**YOUR GOAL:** Go through the data below and copy it exactly, skipping every picture.

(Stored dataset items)
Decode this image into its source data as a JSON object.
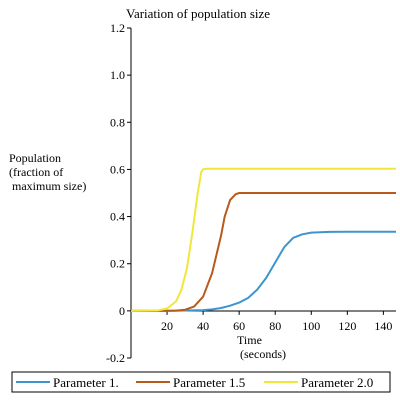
{
  "chart_data": {
    "type": "line",
    "title": "Variation of population size",
    "xlabel_lines": [
      "Time",
      "(seconds)"
    ],
    "ylabel_lines": [
      "Population",
      "(fraction of",
      " maximum size)"
    ],
    "xlim": [
      0,
      147
    ],
    "ylim": [
      -0.2,
      1.2
    ],
    "xticks": [
      20,
      40,
      60,
      80,
      100,
      120,
      140
    ],
    "xtick_labels": [
      "20",
      "40",
      "60",
      "80",
      "100",
      "120",
      "140"
    ],
    "yticks": [
      -0.2,
      0,
      0.2,
      0.4,
      0.6,
      0.8,
      1.0,
      1.2
    ],
    "ytick_labels": [
      "-0.2",
      "0",
      "0.2",
      "0.4",
      "0.6",
      "0.8",
      "1.0",
      "1.2"
    ],
    "grid": false,
    "legend_position": "bottom",
    "series": [
      {
        "name": "Parameter 1.",
        "color": "#3d95d0",
        "x": [
          0,
          20,
          40,
          45,
          50,
          55,
          60,
          65,
          70,
          75,
          80,
          85,
          90,
          95,
          100,
          110,
          120,
          130,
          147
        ],
        "y": [
          0,
          0,
          0.003,
          0.006,
          0.012,
          0.022,
          0.035,
          0.055,
          0.09,
          0.14,
          0.205,
          0.27,
          0.31,
          0.325,
          0.332,
          0.335,
          0.336,
          0.336,
          0.336
        ]
      },
      {
        "name": "Parameter 1.5",
        "color": "#b85a1a",
        "x": [
          0,
          25,
          30,
          35,
          40,
          45,
          50,
          52,
          55,
          58,
          60,
          65,
          80,
          100,
          120,
          147
        ],
        "y": [
          0,
          0.001,
          0.005,
          0.018,
          0.06,
          0.16,
          0.32,
          0.4,
          0.47,
          0.495,
          0.5,
          0.5,
          0.5,
          0.5,
          0.5,
          0.5
        ]
      },
      {
        "name": "Parameter 2.0",
        "color": "#f0e63c",
        "x": [
          0,
          15,
          20,
          25,
          28,
          31,
          34,
          37,
          39,
          40,
          42,
          50,
          80,
          120,
          147
        ],
        "y": [
          0,
          0.002,
          0.01,
          0.04,
          0.09,
          0.18,
          0.33,
          0.5,
          0.59,
          0.6,
          0.603,
          0.603,
          0.603,
          0.603,
          0.603
        ]
      }
    ]
  }
}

**ANSWER BELOW:**
Decode this image into its source data as a JSON object.
{
  "chart_data": {
    "type": "line",
    "title": "Variation of population size",
    "xlabel_lines": [
      "Time",
      "(seconds)"
    ],
    "ylabel_lines": [
      "Population",
      "(fraction of",
      " maximum size)"
    ],
    "xlim": [
      0,
      147
    ],
    "ylim": [
      -0.2,
      1.2
    ],
    "xticks": [
      20,
      40,
      60,
      80,
      100,
      120,
      140
    ],
    "xtick_labels": [
      "20",
      "40",
      "60",
      "80",
      "100",
      "120",
      "140"
    ],
    "yticks": [
      -0.2,
      0,
      0.2,
      0.4,
      0.6,
      0.8,
      1.0,
      1.2
    ],
    "ytick_labels": [
      "-0.2",
      "0",
      "0.2",
      "0.4",
      "0.6",
      "0.8",
      "1.0",
      "1.2"
    ],
    "grid": false,
    "legend_position": "bottom",
    "series": [
      {
        "name": "Parameter 1.",
        "color": "#3d95d0",
        "x": [
          0,
          20,
          40,
          45,
          50,
          55,
          60,
          65,
          70,
          75,
          80,
          85,
          90,
          95,
          100,
          110,
          120,
          130,
          147
        ],
        "y": [
          0,
          0,
          0.003,
          0.006,
          0.012,
          0.022,
          0.035,
          0.055,
          0.09,
          0.14,
          0.205,
          0.27,
          0.31,
          0.325,
          0.332,
          0.335,
          0.336,
          0.336,
          0.336
        ]
      },
      {
        "name": "Parameter 1.5",
        "color": "#b85a1a",
        "x": [
          0,
          25,
          30,
          35,
          40,
          45,
          50,
          52,
          55,
          58,
          60,
          65,
          80,
          100,
          120,
          147
        ],
        "y": [
          0,
          0.001,
          0.005,
          0.018,
          0.06,
          0.16,
          0.32,
          0.4,
          0.47,
          0.495,
          0.5,
          0.5,
          0.5,
          0.5,
          0.5,
          0.5
        ]
      },
      {
        "name": "Parameter 2.0",
        "color": "#f0e63c",
        "x": [
          0,
          15,
          20,
          25,
          28,
          31,
          34,
          37,
          39,
          40,
          42,
          50,
          80,
          120,
          147
        ],
        "y": [
          0,
          0.002,
          0.01,
          0.04,
          0.09,
          0.18,
          0.33,
          0.5,
          0.59,
          0.6,
          0.603,
          0.603,
          0.603,
          0.603,
          0.603
        ]
      }
    ]
  }
}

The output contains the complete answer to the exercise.